__TASK PROMPT__: Seek out every line containing the word "atentamente", and copy each.

· · · ·

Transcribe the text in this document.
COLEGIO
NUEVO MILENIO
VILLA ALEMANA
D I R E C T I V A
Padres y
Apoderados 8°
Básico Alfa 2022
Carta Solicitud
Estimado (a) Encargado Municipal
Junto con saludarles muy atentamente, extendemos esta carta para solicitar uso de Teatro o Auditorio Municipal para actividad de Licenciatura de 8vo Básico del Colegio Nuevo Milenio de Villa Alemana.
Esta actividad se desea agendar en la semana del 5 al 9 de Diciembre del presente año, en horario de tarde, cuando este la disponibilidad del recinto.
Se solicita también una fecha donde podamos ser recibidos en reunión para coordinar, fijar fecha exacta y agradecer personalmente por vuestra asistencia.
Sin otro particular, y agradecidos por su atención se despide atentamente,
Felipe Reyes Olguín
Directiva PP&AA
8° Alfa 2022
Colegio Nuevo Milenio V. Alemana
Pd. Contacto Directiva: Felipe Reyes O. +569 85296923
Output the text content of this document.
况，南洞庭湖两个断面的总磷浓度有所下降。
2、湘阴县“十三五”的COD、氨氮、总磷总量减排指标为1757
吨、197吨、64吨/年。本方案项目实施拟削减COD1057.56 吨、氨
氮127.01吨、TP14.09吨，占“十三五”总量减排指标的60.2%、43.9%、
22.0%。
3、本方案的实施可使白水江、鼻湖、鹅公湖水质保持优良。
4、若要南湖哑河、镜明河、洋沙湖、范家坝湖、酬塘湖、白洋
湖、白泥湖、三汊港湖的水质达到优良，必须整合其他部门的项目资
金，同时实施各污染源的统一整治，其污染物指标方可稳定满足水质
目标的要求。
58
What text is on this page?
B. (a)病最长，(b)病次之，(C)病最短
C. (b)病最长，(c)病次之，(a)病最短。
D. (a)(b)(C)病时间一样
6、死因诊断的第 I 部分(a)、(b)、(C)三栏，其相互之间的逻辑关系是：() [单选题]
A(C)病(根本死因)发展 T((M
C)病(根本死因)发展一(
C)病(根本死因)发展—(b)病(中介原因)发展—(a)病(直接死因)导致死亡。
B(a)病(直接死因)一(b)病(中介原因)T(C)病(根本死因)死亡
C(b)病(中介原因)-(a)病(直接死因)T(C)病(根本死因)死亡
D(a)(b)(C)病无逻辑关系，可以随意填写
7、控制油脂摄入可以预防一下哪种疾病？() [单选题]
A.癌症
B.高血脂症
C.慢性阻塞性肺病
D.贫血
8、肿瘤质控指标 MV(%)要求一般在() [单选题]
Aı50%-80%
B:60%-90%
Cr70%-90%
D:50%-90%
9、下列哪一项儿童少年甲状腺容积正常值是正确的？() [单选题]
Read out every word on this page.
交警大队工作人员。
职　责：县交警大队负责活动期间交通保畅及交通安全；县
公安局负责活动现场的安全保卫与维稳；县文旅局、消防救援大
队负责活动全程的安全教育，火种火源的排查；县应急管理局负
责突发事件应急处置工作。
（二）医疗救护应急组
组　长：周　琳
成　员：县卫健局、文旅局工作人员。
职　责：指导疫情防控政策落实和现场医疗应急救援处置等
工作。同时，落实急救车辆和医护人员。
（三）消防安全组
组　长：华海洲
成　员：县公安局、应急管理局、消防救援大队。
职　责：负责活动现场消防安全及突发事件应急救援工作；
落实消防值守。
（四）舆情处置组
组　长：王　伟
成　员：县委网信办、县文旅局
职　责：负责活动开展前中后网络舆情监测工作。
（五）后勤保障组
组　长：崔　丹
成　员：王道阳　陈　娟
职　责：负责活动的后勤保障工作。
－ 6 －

· · · ·

__EXPECTED ANSWER__:
Junto con saludarles muy atentamente, extendemos esta carta para solicitar uso de Teatro o Auditorio Municipal para actividad de Licenciatura de 8vo Básico del Colegio Nuevo Milenio de Villa Alemana.
Sin otro particular, y agradecidos por su atención se despide atentamente,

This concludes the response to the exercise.